Work instruction
A word-for-word copy of the records that follow is needed, with every picture omitted.

Available records START

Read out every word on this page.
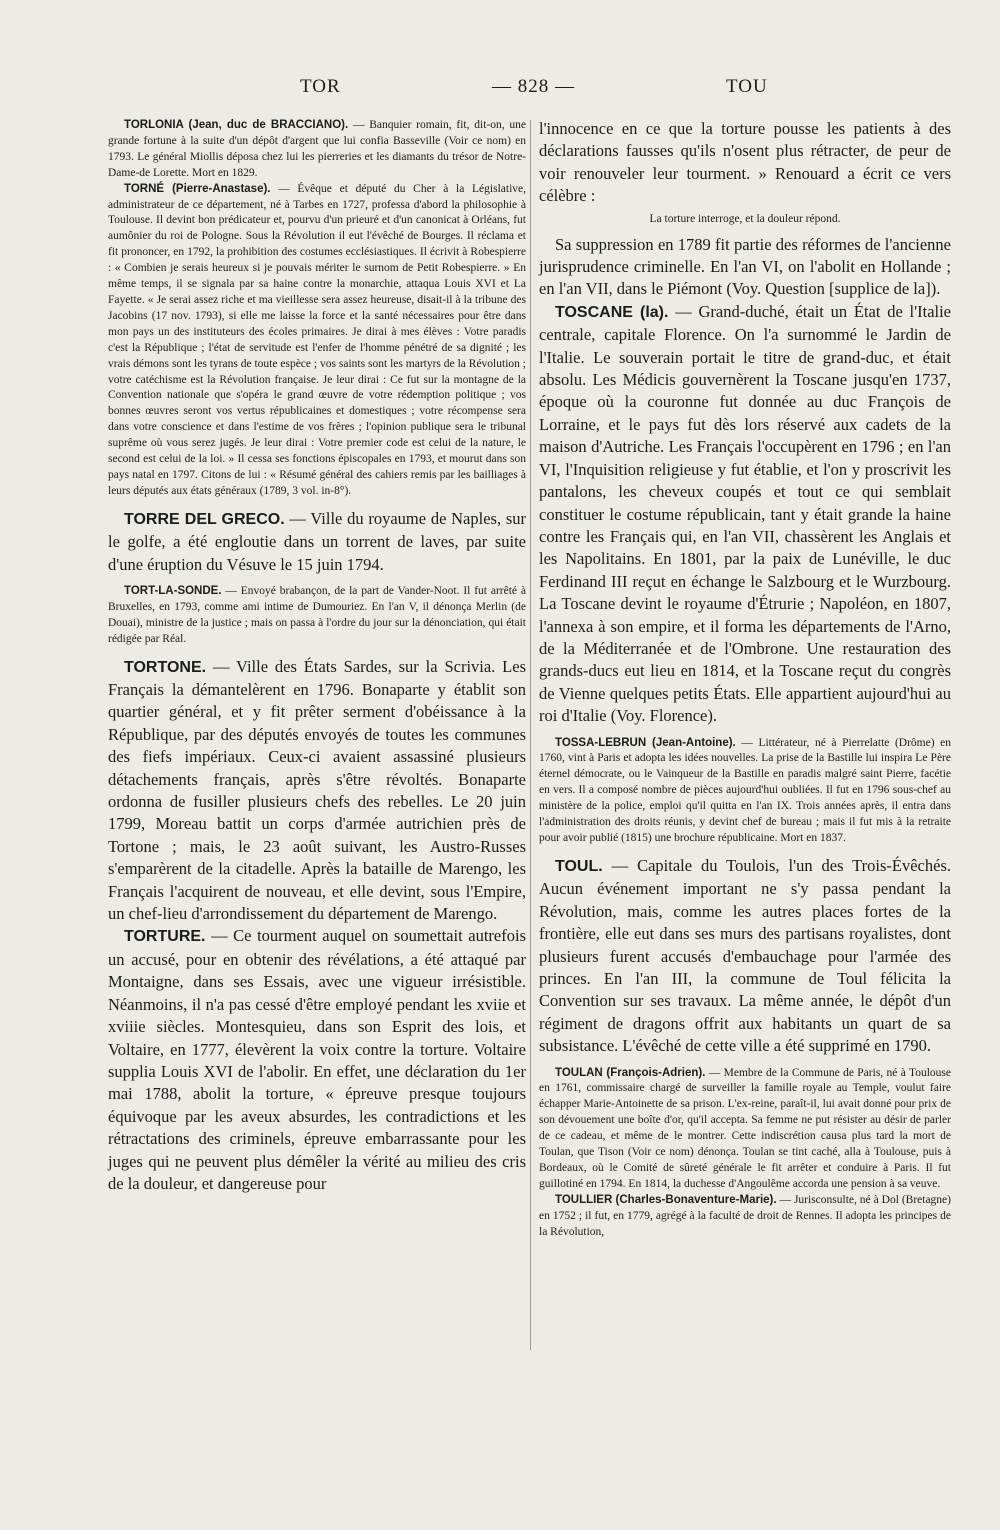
TOR	— 828 —	TOU

TORLONIA (Jean, duc de BRACCIANO). — Banquier romain, fit, dit-on, une grande fortune à la suite d'un dépôt d'argent que lui confia Basseville (Voir ce nom) en 1793. Le général Miollis déposa chez lui les pierreries et les diamants du trésor de Notre-Dame-de Lorette. Mort en 1829.

TORNÉ (Pierre-Anastase). — Évêque et député du Cher à la Législative, administrateur de ce département, né à Tarbes en 1727, professa d'abord la philosophie à Toulouse. Il devint bon prédicateur et, pourvu d'un prieuré et d'un canonicat à Orléans, fut aumônier du roi de Pologne. Sous la Révolution il eut l'évêché de Bourges. Il réclama et fit prononcer, en 1792, la prohibition des costumes ecclésiastiques. Il écrivit à Robespierre : « Combien je serais heureux si je pouvais mériter le surnom de Petit Robespierre. » En même temps, il se signala par sa haine contre la monarchie, attaqua Louis XVI et La Fayette. « Je serai assez riche et ma vieillesse sera assez heureuse, disait-il à la tribune des Jacobins (17 nov. 1793), si elle me laisse la force et la santé nécessaires pour être dans mon pays un des instituteurs des écoles primaires. Je dirai à mes élèves : Votre paradis c'est la République ; l'état de servitude est l'enfer de l'homme pénétré de sa dignité ; les vrais démons sont les tyrans de toute espèce ; vos saints sont les martyrs de la Révolution ; votre catéchisme est la Révolution française. Je leur dirai : Ce fut sur la montagne de la Convention nationale que s'opéra le grand œuvre de votre rédemption politique ; vos bonnes œuvres seront vos vertus républicaines et domestiques ; votre récompense sera dans votre conscience et dans l'estime de vos frères ; l'opinion publique sera le tribunal suprême où vous serez jugés. Je leur dirai : Votre premier code est celui de la nature, le second est celui de la loi. » Il cessa ses fonctions épiscopales en 1793, et mourut dans son pays natal en 1797. Citons de lui : « Résumé général des cahiers remis par les bailliages à leurs députés aux états généraux (1789, 3 vol. in-8°).

TORRE DEL GRECO. — Ville du royaume de Naples, sur le golfe, a été engloutie dans un torrent de laves, par suite d'une éruption du Vésuve le 15 juin 1794.

TORT-LA-SONDE. — Envoyé brabançon, de la part de Vander-Noot. Il fut arrêté à Bruxelles, en 1793, comme ami intime de Dumouriez. En l'an V, il dénonça Merlin (de Douai), ministre de la justice ; mais on passa à l'ordre du jour sur la dénonciation, qui était rédigée par Réal.

TORTONE. — Ville des États Sardes, sur la Scrivia. Les Français la démantelèrent en 1796. Bonaparte y établit son quartier général, et y fit prêter serment d'obéissance à la République, par des députés envoyés de toutes les communes des fiefs impériaux. Ceux-ci avaient assassiné plusieurs détachements français, après s'être révoltés. Bonaparte ordonna de fusiller plusieurs chefs des rebelles. Le 20 juin 1799, Moreau battit un corps d'armée autrichien près de Tortone ; mais, le 23 août suivant, les Austro-Russes s'emparèrent de la citadelle. Après la bataille de Marengo, les Français l'acquirent de nouveau, et elle devint, sous l'Empire, un chef-lieu d'arrondissement du département de Marengo.

TORTURE. — Ce tourment auquel on soumettait autrefois un accusé, pour en obtenir des révélations, a été attaqué par Montaigne, dans ses Essais, avec une vigueur irrésistible. Néanmoins, il n'a pas cessé d'être employé pendant les xviie et xviiie siècles. Montesquieu, dans son Esprit des lois, et Voltaire, en 1777, élevèrent la voix contre la torture. Voltaire supplia Louis XVI de l'abolir. En effet, une déclaration du 1er mai 1788, abolit la torture, « épreuve presque toujours équivoque par les aveux absurdes, les contradictions et les rétractations des criminels, épreuve embarrassante pour les juges qui ne peuvent plus démêler la vérité au milieu des cris de la douleur, et dangereuse pour

l'innocence en ce que la torture pousse les patients à des déclarations fausses qu'ils n'osent plus rétracter, de peur de voir renouveler leur tourment. » Renouard a écrit ce vers célèbre :

La torture interroge, et la douleur répond.

Sa suppression en 1789 fit partie des réformes de l'ancienne jurisprudence criminelle. En l'an VI, on l'abolit en Hollande ; en l'an VII, dans le Piémont (Voy. Question [supplice de la]).

TOSCANE (la). — Grand-duché, était un État de l'Italie centrale, capitale Florence. On l'a surnommé le Jardin de l'Italie. Le souverain portait le titre de grand-duc, et était absolu. Les Médicis gouvernèrent la Toscane jusqu'en 1737, époque où la couronne fut donnée au duc François de Lorraine, et le pays fut dès lors réservé aux cadets de la maison d'Autriche. Les Français l'occupèrent en 1796 ; en l'an VI, l'Inquisition religieuse y fut établie, et l'on y proscrivit les pantalons, les cheveux coupés et tout ce qui semblait constituer le costume républicain, tant y était grande la haine contre les Français qui, en l'an VII, chassèrent les Anglais et les Napolitains. En 1801, par la paix de Lunéville, le duc Ferdinand III reçut en échange le Salzbourg et le Wurzbourg. La Toscane devint le royaume d'Étrurie ; Napoléon, en 1807, l'annexa à son empire, et il forma les départements de l'Arno, de la Méditerranée et de l'Ombrone. Une restauration des grands-ducs eut lieu en 1814, et la Toscane reçut du congrès de Vienne quelques petits États. Elle appartient aujourd'hui au roi d'Italie (Voy. Florence).

TOSSA-LEBRUN (Jean-Antoine). — Littérateur, né à Pierrelatte (Drôme) en 1760, vint à Paris et adopta les idées nouvelles. La prise de la Bastille lui inspira Le Père éternel démocrate, ou le Vainqueur de la Bastille en paradis malgré saint Pierre, facétie en vers. Il a composé nombre de pièces aujourd'hui oubliées. Il fut en 1796 sous-chef au ministère de la police, emploi qu'il quitta en l'an IX. Trois années après, il entra dans l'administration des droits réunis, y devint chef de bureau ; mais il fut mis à la retraite pour avoir publié (1815) une brochure républicaine. Mort en 1837.

TOUL. — Capitale du Toulois, l'un des Trois-Évêchés. Aucun événement important ne s'y passa pendant la Révolution, mais, comme les autres places fortes de la frontière, elle eut dans ses murs des partisans royalistes, dont plusieurs furent accusés d'embauchage pour l'armée des princes. En l'an III, la commune de Toul félicita la Convention sur ses travaux. La même année, le dépôt d'un régiment de dragons offrit aux habitants un quart de sa subsistance. L'évêché de cette ville a été supprimé en 1790.

TOULAN (François-Adrien). — Membre de la Commune de Paris, né à Toulouse en 1761, commissaire chargé de surveiller la famille royale au Temple, voulut faire échapper Marie-Antoinette de sa prison. L'ex-reine, paraît-il, lui avait donné pour prix de son dévouement une boîte d'or, qu'il accepta. Sa femme ne put résister au désir de parler de ce cadeau, et même de le montrer. Cette indiscrétion causa plus tard la mort de Toulan, que Tison (Voir ce nom) dénonça. Toulan se tint caché, alla à Toulouse, puis à Bordeaux, où le Comité de sûreté générale le fit arrêter et conduire à Paris. Il fut guillotiné en 1794. En 1814, la duchesse d'Angoulême accorda une pension à sa veuve.

TOULLIER (Charles-Bonaventure-Marie). — Jurisconsulte, né à Dol (Bretagne) en 1752 ; il fut, en 1779, agrégé à la faculté de droit de Rennes. Il adopta les principes de la Révolution,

Available records END

Completed exercise
Read out every word on this page.
TOR	— 828 —	TOU

TORLONIA (Jean, duc de BRACCIANO). — Banquier romain, fit, dit-on, une grande fortune à la suite d'un dépôt d'argent que lui confia Basseville (Voir ce nom) en 1793. Le général Miollis déposa chez lui les pierreries et les diamants du trésor de Notre-Dame-de Lorette. Mort en 1829.

TORNÉ (Pierre-Anastase). — Évêque et député du Cher à la Législative, administrateur de ce département, né à Tarbes en 1727, professa d'abord la philosophie à Toulouse. Il devint bon prédicateur et, pourvu d'un prieuré et d'un canonicat à Orléans, fut aumônier du roi de Pologne. Sous la Révolution il eut l'évêché de Bourges. Il réclama et fit prononcer, en 1792, la prohibition des costumes ecclésiastiques. Il écrivit à Robespierre : « Combien je serais heureux si je pouvais mériter le surnom de Petit Robespierre. » En même temps, il se signala par sa haine contre la monarchie, attaqua Louis XVI et La Fayette. « Je serai assez riche et ma vieillesse sera assez heureuse, disait-il à la tribune des Jacobins (17 nov. 1793), si elle me laisse la force et la santé nécessaires pour être dans mon pays un des instituteurs des écoles primaires. Je dirai à mes élèves : Votre paradis c'est la République ; l'état de servitude est l'enfer de l'homme pénétré de sa dignité ; les vrais démons sont les tyrans de toute espèce ; vos saints sont les martyrs de la Révolution ; votre catéchisme est la Révolution française. Je leur dirai : Ce fut sur la montagne de la Convention nationale que s'opéra le grand œuvre de votre rédemption politique ; vos bonnes œuvres seront vos vertus républicaines et domestiques ; votre récompense sera dans votre conscience et dans l'estime de vos frères ; l'opinion publique sera le tribunal suprême où vous serez jugés. Je leur dirai : Votre premier code est celui de la nature, le second est celui de la loi. » Il cessa ses fonctions épiscopales en 1793, et mourut dans son pays natal en 1797. Citons de lui : « Résumé général des cahiers remis par les bailliages à leurs députés aux états généraux (1789, 3 vol. in-8°).

TORRE DEL GRECO. — Ville du royaume de Naples, sur le golfe, a été engloutie dans un torrent de laves, par suite d'une éruption du Vésuve le 15 juin 1794.

TORT-LA-SONDE. — Envoyé brabançon, de la part de Vander-Noot. Il fut arrêté à Bruxelles, en 1793, comme ami intime de Dumouriez. En l'an V, il dénonça Merlin (de Douai), ministre de la justice ; mais on passa à l'ordre du jour sur la dénonciation, qui était rédigée par Réal.

TORTONE. — Ville des États Sardes, sur la Scrivia. Les Français la démantelèrent en 1796. Bonaparte y établit son quartier général, et y fit prêter serment d'obéissance à la République, par des députés envoyés de toutes les communes des fiefs impériaux. Ceux-ci avaient assassiné plusieurs détachements français, après s'être révoltés. Bonaparte ordonna de fusiller plusieurs chefs des rebelles. Le 20 juin 1799, Moreau battit un corps d'armée autrichien près de Tortone ; mais, le 23 août suivant, les Austro-Russes s'emparèrent de la citadelle. Après la bataille de Marengo, les Français l'acquirent de nouveau, et elle devint, sous l'Empire, un chef-lieu d'arrondissement du département de Marengo.

TORTURE. — Ce tourment auquel on soumettait autrefois un accusé, pour en obtenir des révélations, a été attaqué par Montaigne, dans ses Essais, avec une vigueur irrésistible. Néanmoins, il n'a pas cessé d'être employé pendant les xviie et xviiie siècles. Montesquieu, dans son Esprit des lois, et Voltaire, en 1777, élevèrent la voix contre la torture. Voltaire supplia Louis XVI de l'abolir. En effet, une déclaration du 1er mai 1788, abolit la torture, « épreuve presque toujours équivoque par les aveux absurdes, les contradictions et les rétractations des criminels, épreuve embarrassante pour les juges qui ne peuvent plus démêler la vérité au milieu des cris de la douleur, et dangereuse pour

l'innocence en ce que la torture pousse les patients à des déclarations fausses qu'ils n'osent plus rétracter, de peur de voir renouveler leur tourment. » Renouard a écrit ce vers célèbre :

La torture interroge, et la douleur répond.

Sa suppression en 1789 fit partie des réformes de l'ancienne jurisprudence criminelle. En l'an VI, on l'abolit en Hollande ; en l'an VII, dans le Piémont (Voy. Question [supplice de la]).

TOSCANE (la). — Grand-duché, était un État de l'Italie centrale, capitale Florence. On l'a surnommé le Jardin de l'Italie. Le souverain portait le titre de grand-duc, et était absolu. Les Médicis gouvernèrent la Toscane jusqu'en 1737, époque où la couronne fut donnée au duc François de Lorraine, et le pays fut dès lors réservé aux cadets de la maison d'Autriche. Les Français l'occupèrent en 1796 ; en l'an VI, l'Inquisition religieuse y fut établie, et l'on y proscrivit les pantalons, les cheveux coupés et tout ce qui semblait constituer le costume républicain, tant y était grande la haine contre les Français qui, en l'an VII, chassèrent les Anglais et les Napolitains. En 1801, par la paix de Lunéville, le duc Ferdinand III reçut en échange le Salzbourg et le Wurzbourg. La Toscane devint le royaume d'Étrurie ; Napoléon, en 1807, l'annexa à son empire, et il forma les départements de l'Arno, de la Méditerranée et de l'Ombrone. Une restauration des grands-ducs eut lieu en 1814, et la Toscane reçut du congrès de Vienne quelques petits États. Elle appartient aujourd'hui au roi d'Italie (Voy. Florence).

TOSSA-LEBRUN (Jean-Antoine). — Littérateur, né à Pierrelatte (Drôme) en 1760, vint à Paris et adopta les idées nouvelles. La prise de la Bastille lui inspira Le Père éternel démocrate, ou le Vainqueur de la Bastille en paradis malgré saint Pierre, facétie en vers. Il a composé nombre de pièces aujourd'hui oubliées. Il fut en 1796 sous-chef au ministère de la police, emploi qu'il quitta en l'an IX. Trois années après, il entra dans l'administration des droits réunis, y devint chef de bureau ; mais il fut mis à la retraite pour avoir publié (1815) une brochure républicaine. Mort en 1837.

TOUL. — Capitale du Toulois, l'un des Trois-Évêchés. Aucun événement important ne s'y passa pendant la Révolution, mais, comme les autres places fortes de la frontière, elle eut dans ses murs des partisans royalistes, dont plusieurs furent accusés d'embauchage pour l'armée des princes. En l'an III, la commune de Toul félicita la Convention sur ses travaux. La même année, le dépôt d'un régiment de dragons offrit aux habitants un quart de sa subsistance. L'évêché de cette ville a été supprimé en 1790.

TOULAN (François-Adrien). — Membre de la Commune de Paris, né à Toulouse en 1761, commissaire chargé de surveiller la famille royale au Temple, voulut faire échapper Marie-Antoinette de sa prison. L'ex-reine, paraît-il, lui avait donné pour prix de son dévouement une boîte d'or, qu'il accepta. Sa femme ne put résister au désir de parler de ce cadeau, et même de le montrer. Cette indiscrétion causa plus tard la mort de Toulan, que Tison (Voir ce nom) dénonça. Toulan se tint caché, alla à Toulouse, puis à Bordeaux, où le Comité de sûreté générale le fit arrêter et conduire à Paris. Il fut guillotiné en 1794. En 1814, la duchesse d'Angoulême accorda une pension à sa veuve.

TOULLIER (Charles-Bonaventure-Marie). — Jurisconsulte, né à Dol (Bretagne) en 1752 ; il fut, en 1779, agrégé à la faculté de droit de Rennes. Il adopta les principes de la Révolution,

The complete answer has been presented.